[Your instructions] Restate the full set of records exactly, word for word.

[Stored data]
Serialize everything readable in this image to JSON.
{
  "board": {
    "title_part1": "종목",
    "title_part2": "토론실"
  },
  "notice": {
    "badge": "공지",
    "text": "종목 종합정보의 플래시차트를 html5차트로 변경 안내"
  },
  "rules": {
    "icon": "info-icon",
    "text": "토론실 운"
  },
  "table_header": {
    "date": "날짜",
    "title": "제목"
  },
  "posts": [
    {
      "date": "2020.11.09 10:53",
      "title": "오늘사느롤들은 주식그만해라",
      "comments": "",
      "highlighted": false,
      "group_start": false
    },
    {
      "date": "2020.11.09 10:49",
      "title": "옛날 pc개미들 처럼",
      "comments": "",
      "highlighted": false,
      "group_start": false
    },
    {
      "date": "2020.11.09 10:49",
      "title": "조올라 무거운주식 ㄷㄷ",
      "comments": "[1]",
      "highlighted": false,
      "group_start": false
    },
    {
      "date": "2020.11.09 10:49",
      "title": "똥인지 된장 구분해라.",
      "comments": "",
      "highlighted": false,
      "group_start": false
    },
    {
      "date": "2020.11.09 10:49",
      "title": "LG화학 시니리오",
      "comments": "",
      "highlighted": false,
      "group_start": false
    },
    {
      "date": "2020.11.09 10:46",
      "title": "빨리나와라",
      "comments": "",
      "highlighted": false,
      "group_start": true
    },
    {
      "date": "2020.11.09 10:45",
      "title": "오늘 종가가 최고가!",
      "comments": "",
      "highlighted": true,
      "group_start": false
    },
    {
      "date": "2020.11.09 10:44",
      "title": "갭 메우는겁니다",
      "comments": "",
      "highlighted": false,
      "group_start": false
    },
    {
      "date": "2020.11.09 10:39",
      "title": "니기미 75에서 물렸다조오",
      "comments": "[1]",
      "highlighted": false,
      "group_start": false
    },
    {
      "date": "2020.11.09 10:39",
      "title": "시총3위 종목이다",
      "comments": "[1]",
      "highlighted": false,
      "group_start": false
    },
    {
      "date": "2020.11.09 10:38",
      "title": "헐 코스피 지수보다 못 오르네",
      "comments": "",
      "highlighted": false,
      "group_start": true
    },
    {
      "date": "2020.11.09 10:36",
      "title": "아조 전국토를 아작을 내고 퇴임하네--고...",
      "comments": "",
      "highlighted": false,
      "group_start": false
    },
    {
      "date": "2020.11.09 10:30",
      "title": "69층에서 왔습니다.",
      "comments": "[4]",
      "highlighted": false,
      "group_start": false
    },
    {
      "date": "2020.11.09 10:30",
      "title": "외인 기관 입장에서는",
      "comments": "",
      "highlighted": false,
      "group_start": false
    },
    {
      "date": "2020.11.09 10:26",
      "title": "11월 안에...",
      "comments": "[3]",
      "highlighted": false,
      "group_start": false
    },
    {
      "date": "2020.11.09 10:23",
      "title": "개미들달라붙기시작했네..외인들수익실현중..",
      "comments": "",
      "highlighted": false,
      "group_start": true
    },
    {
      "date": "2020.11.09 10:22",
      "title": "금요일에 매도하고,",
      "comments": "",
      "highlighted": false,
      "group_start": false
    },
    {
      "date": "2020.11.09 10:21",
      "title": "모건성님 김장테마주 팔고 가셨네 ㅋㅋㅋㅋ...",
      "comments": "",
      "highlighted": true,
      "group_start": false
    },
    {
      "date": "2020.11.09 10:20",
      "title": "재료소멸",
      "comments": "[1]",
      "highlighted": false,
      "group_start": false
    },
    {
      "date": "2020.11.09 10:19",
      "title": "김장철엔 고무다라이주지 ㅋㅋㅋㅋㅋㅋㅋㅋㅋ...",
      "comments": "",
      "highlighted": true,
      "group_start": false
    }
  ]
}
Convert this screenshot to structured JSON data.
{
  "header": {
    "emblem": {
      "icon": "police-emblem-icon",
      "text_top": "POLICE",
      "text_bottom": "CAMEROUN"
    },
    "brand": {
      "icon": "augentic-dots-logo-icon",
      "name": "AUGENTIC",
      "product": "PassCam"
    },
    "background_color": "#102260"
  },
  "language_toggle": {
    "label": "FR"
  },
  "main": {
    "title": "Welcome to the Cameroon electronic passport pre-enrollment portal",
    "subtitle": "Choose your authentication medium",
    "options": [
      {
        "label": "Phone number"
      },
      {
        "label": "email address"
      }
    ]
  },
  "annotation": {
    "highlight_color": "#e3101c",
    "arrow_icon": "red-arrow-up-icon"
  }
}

[Task response]
Serialize everything readable in this image to JSON.
{
  "board": {
    "title_part1": "종목",
    "title_part2": "토론실"
  },
  "notice": {
    "badge": "공지",
    "text": "종목 종합정보의 플래시차트를 html5차트로 변경 안내"
  },
  "rules": {
    "icon": "info-icon",
    "text": "토론실 운"
  },
  "table_header": {
    "date": "날짜",
    "title": "제목"
  },
  "posts": [
    {
      "date": "2020.11.09 10:53",
      "title": "오늘사느롤들은 주식그만해라",
      "comments": "",
      "highlighted": false,
      "group_start": false
    },
    {
      "date": "2020.11.09 10:49",
      "title": "옛날 pc개미들 처럼",
      "comments": "",
      "highlighted": false,
      "group_start": false
    },
    {
      "date": "2020.11.09 10:49",
      "title": "조올라 무거운주식 ㄷㄷ",
      "comments": "[1]",
      "highlighted": false,
      "group_start": false
    },
    {
      "date": "2020.11.09 10:49",
      "title": "똥인지 된장 구분해라.",
      "comments": "",
      "highlighted": false,
      "group_start": false
    },
    {
      "date": "2020.11.09 10:49",
      "title": "LG화학 시니리오",
      "comments": "",
      "highlighted": false,
      "group_start": false
    },
    {
      "date": "2020.11.09 10:46",
      "title": "빨리나와라",
      "comments": "",
      "highlighted": false,
      "group_start": true
    },
    {
      "date": "2020.11.09 10:45",
      "title": "오늘 종가가 최고가!",
      "comments": "",
      "highlighted": true,
      "group_start": false
    },
    {
      "date": "2020.11.09 10:44",
      "title": "갭 메우는겁니다",
      "comments": "",
      "highlighted": false,
      "group_start": false
    },
    {
      "date": "2020.11.09 10:39",
      "title": "니기미 75에서 물렸다조오",
      "comments": "[1]",
      "highlighted": false,
      "group_start": false
    },
    {
      "date": "2020.11.09 10:39",
      "title": "시총3위 종목이다",
      "comments": "[1]",
      "highlighted": false,
      "group_start": false
    },
    {
      "date": "2020.11.09 10:38",
      "title": "헐 코스피 지수보다 못 오르네",
      "comments": "",
      "highlighted": false,
      "group_start": true
    },
    {
      "date": "2020.11.09 10:36",
      "title": "아조 전국토를 아작을 내고 퇴임하네--고...",
      "comments": "",
      "highlighted": false,
      "group_start": false
    },
    {
      "date": "2020.11.09 10:30",
      "title": "69층에서 왔습니다.",
      "comments": "[4]",
      "highlighted": false,
      "group_start": false
    },
    {
      "date": "2020.11.09 10:30",
      "title": "외인 기관 입장에서는",
      "comments": "",
      "highlighted": false,
      "group_start": false
    },
    {
      "date": "2020.11.09 10:26",
      "title": "11월 안에...",
      "comments": "[3]",
      "highlighted": false,
      "group_start": false
    },
    {
      "date": "2020.11.09 10:23",
      "title": "개미들달라붙기시작했네..외인들수익실현중..",
      "comments": "",
      "highlighted": false,
      "group_start": true
    },
    {
      "date": "2020.11.09 10:22",
      "title": "금요일에 매도하고,",
      "comments": "",
      "highlighted": false,
      "group_start": false
    },
    {
      "date": "2020.11.09 10:21",
      "title": "모건성님 김장테마주 팔고 가셨네 ㅋㅋㅋㅋ...",
      "comments": "",
      "highlighted": true,
      "group_start": false
    },
    {
      "date": "2020.11.09 10:20",
      "title": "재료소멸",
      "comments": "[1]",
      "highlighted": false,
      "group_start": false
    },
    {
      "date": "2020.11.09 10:19",
      "title": "김장철엔 고무다라이주지 ㅋㅋㅋㅋㅋㅋㅋㅋㅋ...",
      "comments": "",
      "highlighted": true,
      "group_start": false
    }
  ]
}
Convert this screenshot to structured JSON data.
{
  "header": {
    "emblem": {
      "icon": "police-emblem-icon",
      "text_top": "POLICE",
      "text_bottom": "CAMEROUN"
    },
    "brand": {
      "icon": "augentic-dots-logo-icon",
      "name": "AUGENTIC",
      "product": "PassCam"
    },
    "background_color": "#102260"
  },
  "language_toggle": {
    "label": "FR"
  },
  "main": {
    "title": "Welcome to the Cameroon electronic passport pre-enrollment portal",
    "subtitle": "Choose your authentication medium",
    "options": [
      {
        "label": "Phone number"
      },
      {
        "label": "email address"
      }
    ]
  },
  "annotation": {
    "highlight_color": "#e3101c",
    "arrow_icon": "red-arrow-up-icon"
  }
}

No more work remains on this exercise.